**Written exercise**
Read the lines below. Copy out any that hold the string "SHEFFIELD".

(Extracted data entries)
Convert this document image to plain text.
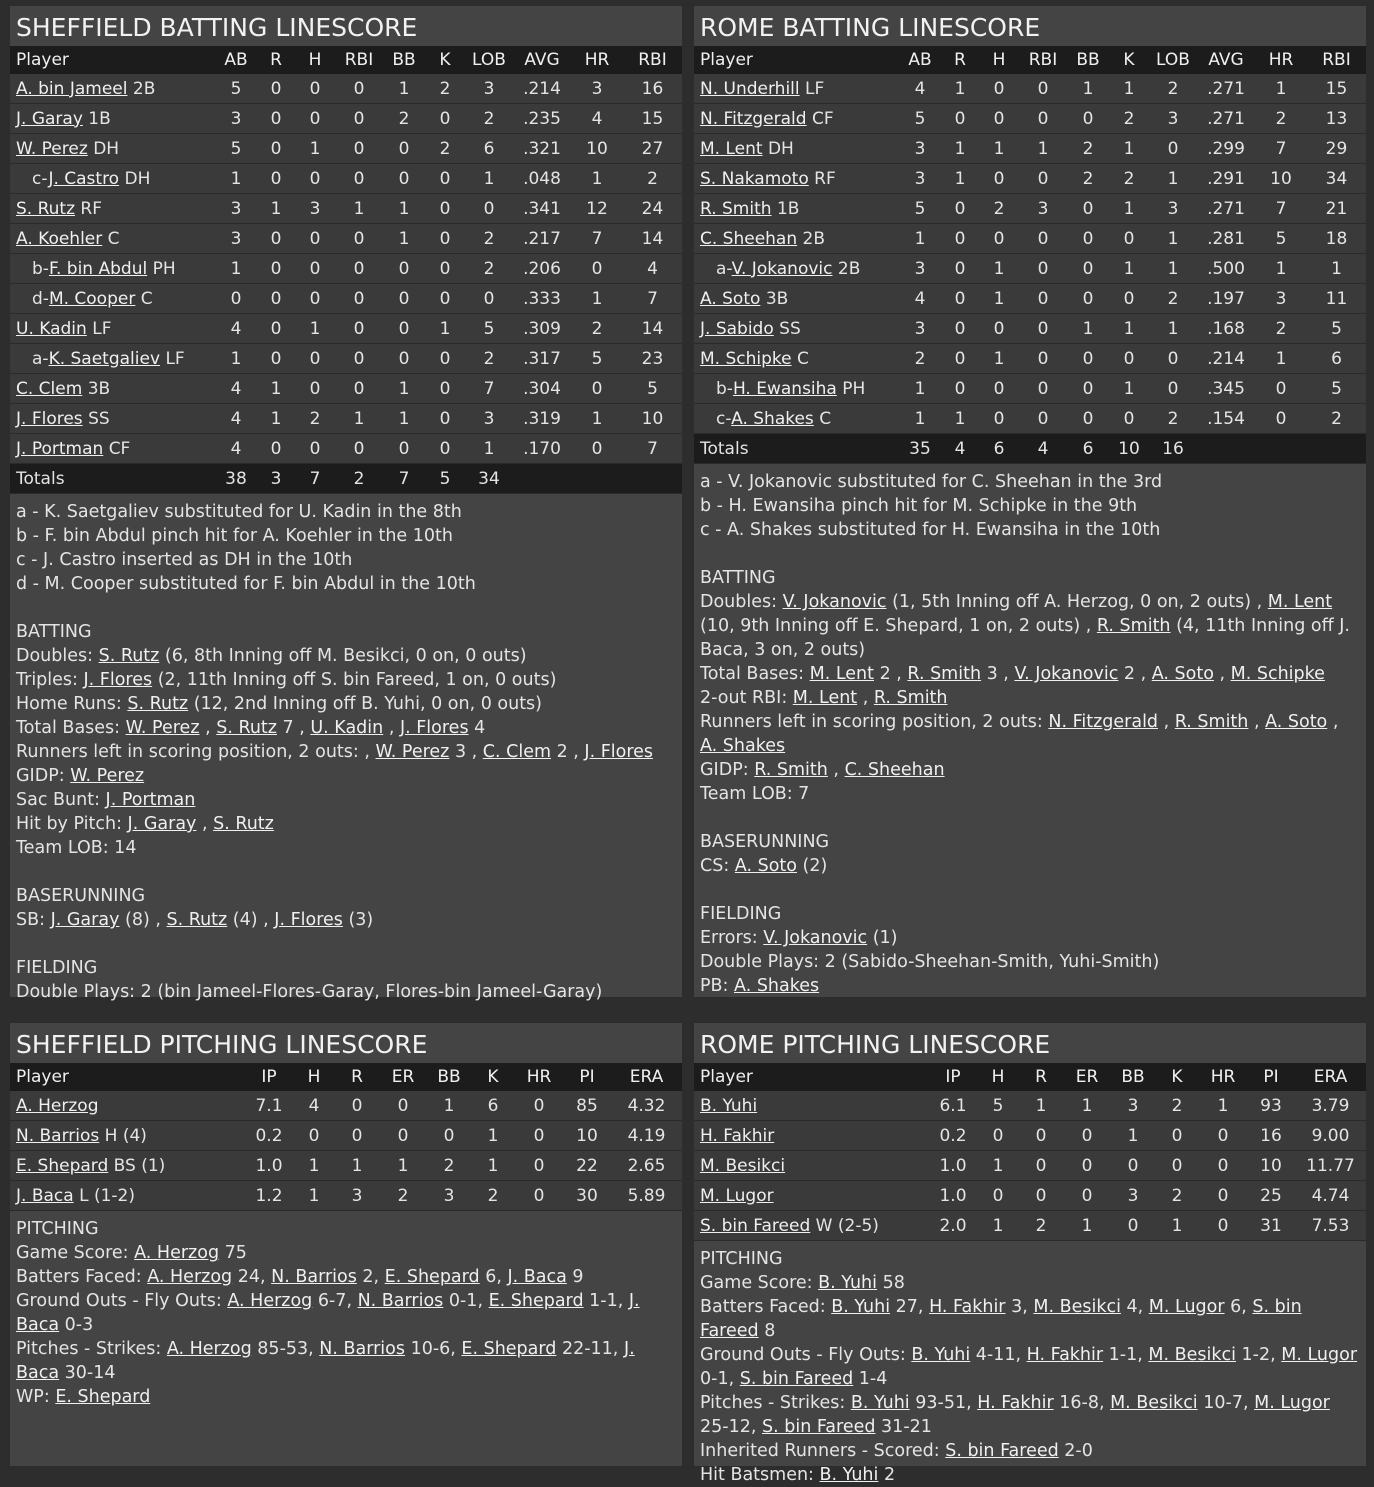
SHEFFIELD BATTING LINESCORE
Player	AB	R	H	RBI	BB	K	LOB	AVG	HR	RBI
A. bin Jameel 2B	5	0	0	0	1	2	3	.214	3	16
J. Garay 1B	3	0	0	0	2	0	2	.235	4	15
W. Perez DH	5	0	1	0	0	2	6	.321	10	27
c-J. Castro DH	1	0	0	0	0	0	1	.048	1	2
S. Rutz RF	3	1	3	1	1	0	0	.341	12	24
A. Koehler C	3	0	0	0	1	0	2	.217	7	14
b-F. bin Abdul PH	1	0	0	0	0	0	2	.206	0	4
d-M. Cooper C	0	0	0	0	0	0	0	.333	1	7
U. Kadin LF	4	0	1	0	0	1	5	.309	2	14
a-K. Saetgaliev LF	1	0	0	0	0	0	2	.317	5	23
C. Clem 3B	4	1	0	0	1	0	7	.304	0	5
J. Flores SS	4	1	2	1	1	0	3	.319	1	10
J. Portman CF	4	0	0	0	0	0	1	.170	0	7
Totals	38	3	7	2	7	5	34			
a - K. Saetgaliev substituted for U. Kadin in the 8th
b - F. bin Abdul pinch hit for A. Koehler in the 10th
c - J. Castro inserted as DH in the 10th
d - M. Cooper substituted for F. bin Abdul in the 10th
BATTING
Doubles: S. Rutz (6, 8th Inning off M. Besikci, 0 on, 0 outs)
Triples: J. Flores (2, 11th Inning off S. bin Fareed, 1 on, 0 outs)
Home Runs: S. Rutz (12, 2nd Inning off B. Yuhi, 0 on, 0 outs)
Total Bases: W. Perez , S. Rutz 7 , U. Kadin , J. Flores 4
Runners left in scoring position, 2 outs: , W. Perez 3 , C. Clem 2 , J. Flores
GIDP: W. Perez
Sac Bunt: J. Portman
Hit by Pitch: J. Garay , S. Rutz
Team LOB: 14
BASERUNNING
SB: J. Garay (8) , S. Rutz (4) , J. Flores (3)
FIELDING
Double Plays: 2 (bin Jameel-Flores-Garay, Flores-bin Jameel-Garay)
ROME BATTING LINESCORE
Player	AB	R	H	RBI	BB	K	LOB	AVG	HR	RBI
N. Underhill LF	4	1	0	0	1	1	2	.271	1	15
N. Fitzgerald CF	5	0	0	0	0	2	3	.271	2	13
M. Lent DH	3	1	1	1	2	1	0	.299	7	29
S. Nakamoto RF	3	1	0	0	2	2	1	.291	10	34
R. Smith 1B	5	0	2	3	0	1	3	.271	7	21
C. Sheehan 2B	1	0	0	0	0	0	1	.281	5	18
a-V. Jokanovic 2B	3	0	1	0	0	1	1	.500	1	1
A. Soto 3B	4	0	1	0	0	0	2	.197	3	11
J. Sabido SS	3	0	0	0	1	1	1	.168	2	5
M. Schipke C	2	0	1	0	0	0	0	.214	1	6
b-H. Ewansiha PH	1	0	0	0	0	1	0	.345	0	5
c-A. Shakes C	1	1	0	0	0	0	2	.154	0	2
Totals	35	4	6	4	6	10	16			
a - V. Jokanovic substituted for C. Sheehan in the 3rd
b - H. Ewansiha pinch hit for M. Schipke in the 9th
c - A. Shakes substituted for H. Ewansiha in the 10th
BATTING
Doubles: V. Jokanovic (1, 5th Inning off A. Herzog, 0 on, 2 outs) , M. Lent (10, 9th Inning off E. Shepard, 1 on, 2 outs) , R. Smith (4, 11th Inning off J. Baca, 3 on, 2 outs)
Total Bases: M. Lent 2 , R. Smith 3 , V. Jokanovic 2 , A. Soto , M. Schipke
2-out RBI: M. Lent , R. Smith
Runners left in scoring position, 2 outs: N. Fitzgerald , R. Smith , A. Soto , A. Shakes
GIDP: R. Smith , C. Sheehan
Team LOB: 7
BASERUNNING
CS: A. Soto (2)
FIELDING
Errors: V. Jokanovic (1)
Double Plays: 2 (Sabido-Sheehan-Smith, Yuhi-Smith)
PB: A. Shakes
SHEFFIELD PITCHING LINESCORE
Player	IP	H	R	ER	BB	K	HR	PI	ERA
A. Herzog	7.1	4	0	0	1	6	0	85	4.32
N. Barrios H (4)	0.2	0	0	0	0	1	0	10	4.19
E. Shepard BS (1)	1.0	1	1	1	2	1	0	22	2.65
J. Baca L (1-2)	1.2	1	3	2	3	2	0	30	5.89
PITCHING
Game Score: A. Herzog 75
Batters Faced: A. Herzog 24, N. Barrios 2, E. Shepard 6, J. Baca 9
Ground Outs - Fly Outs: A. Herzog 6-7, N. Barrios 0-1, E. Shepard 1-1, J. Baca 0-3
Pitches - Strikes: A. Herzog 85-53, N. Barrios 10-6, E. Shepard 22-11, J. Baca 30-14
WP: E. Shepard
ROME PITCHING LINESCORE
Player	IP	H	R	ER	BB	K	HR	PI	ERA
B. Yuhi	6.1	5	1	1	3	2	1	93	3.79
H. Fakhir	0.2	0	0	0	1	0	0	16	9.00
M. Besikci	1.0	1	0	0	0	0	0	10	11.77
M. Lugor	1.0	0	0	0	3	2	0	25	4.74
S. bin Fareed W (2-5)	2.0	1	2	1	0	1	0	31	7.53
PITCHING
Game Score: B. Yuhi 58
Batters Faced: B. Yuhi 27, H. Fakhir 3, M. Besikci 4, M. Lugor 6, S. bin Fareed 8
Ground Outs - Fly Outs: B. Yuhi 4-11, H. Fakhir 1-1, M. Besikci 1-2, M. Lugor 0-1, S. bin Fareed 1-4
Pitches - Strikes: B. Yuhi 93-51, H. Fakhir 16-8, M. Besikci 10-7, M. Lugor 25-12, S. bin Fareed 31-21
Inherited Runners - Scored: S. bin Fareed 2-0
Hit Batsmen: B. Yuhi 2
* * *
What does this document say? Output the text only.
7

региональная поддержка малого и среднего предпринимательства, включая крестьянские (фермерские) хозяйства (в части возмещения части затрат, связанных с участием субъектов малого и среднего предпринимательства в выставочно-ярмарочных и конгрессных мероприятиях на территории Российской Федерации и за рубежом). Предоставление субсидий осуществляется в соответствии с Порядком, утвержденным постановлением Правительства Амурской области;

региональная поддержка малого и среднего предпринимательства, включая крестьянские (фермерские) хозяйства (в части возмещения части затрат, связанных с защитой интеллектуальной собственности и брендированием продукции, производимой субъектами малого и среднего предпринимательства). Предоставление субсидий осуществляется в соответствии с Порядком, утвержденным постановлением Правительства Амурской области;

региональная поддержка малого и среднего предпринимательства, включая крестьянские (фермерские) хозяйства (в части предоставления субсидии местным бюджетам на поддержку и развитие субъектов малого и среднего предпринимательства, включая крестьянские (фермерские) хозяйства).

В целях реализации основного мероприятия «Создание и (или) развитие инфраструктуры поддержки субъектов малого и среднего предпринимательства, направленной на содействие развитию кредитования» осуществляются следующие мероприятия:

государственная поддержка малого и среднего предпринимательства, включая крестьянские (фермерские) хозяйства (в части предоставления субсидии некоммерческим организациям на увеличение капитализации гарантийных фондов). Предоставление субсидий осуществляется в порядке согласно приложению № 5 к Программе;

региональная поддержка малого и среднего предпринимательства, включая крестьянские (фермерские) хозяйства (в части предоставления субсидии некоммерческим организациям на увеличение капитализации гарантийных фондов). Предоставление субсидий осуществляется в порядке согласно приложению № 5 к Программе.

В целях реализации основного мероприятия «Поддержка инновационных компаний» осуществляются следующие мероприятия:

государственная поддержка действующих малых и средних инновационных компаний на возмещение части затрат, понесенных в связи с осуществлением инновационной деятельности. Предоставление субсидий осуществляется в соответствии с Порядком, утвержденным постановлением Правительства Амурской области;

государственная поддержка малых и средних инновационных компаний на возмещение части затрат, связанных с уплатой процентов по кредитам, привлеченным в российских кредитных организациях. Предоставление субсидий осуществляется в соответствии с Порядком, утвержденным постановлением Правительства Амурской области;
---
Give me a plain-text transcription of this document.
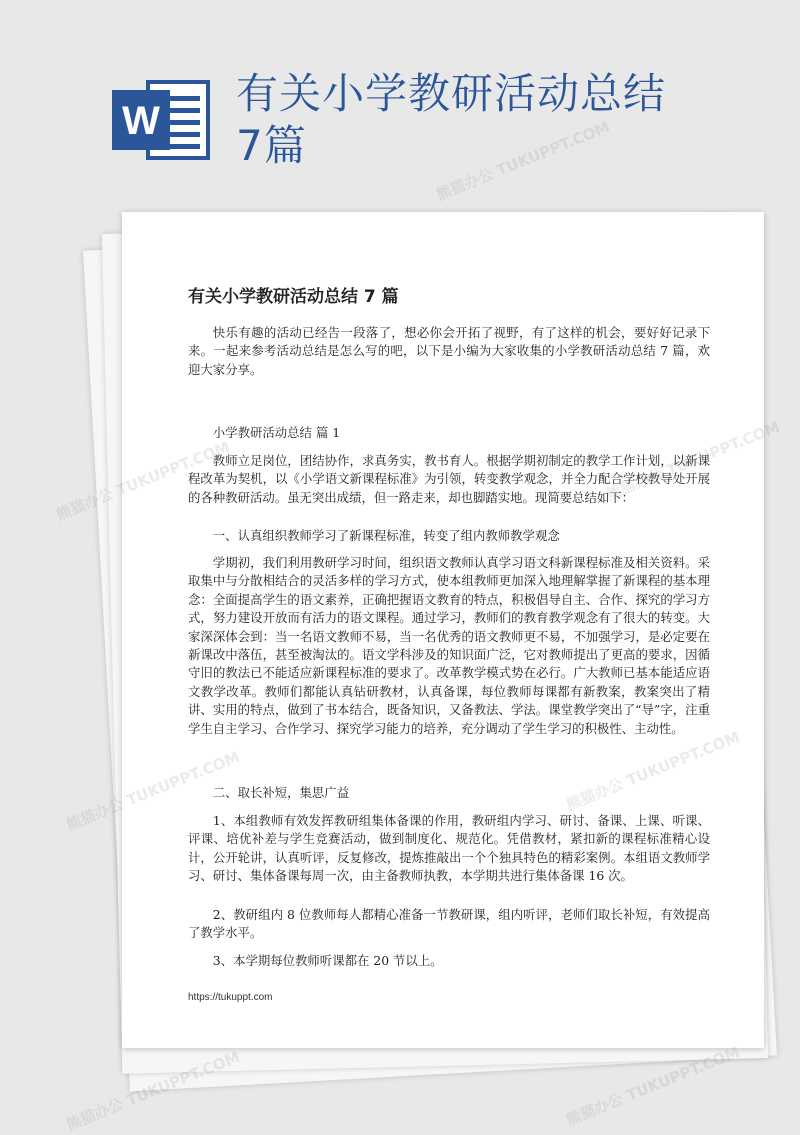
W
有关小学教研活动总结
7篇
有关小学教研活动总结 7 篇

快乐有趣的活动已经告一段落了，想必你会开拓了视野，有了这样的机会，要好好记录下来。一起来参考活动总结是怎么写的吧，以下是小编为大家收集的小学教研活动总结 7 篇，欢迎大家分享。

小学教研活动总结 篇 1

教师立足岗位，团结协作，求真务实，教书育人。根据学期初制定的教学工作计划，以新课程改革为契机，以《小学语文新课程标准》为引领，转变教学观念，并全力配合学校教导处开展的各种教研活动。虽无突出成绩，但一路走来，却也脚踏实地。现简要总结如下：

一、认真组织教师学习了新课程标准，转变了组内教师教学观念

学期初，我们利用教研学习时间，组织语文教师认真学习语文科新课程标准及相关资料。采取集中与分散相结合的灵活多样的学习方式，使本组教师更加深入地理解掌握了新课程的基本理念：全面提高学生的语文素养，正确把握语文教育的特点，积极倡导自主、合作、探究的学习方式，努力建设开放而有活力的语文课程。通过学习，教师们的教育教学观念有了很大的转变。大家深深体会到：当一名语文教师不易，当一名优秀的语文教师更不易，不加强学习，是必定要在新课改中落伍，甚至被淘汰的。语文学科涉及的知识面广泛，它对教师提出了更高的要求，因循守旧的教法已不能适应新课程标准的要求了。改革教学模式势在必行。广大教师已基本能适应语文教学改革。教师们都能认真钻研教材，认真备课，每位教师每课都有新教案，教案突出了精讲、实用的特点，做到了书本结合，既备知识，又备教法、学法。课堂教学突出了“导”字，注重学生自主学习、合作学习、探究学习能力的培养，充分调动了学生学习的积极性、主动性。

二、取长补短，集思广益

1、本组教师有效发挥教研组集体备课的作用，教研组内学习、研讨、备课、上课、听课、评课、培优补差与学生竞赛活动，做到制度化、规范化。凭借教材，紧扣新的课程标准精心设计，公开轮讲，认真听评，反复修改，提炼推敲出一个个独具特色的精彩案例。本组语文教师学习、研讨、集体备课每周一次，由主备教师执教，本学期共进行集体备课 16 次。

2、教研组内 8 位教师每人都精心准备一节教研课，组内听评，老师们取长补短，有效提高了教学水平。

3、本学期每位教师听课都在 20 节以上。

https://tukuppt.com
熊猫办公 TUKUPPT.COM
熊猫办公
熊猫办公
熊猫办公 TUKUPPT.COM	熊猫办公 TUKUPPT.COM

**Result**
SHEFFIELD BATTING LINESCORE
SHEFFIELD PITCHING LINESCORE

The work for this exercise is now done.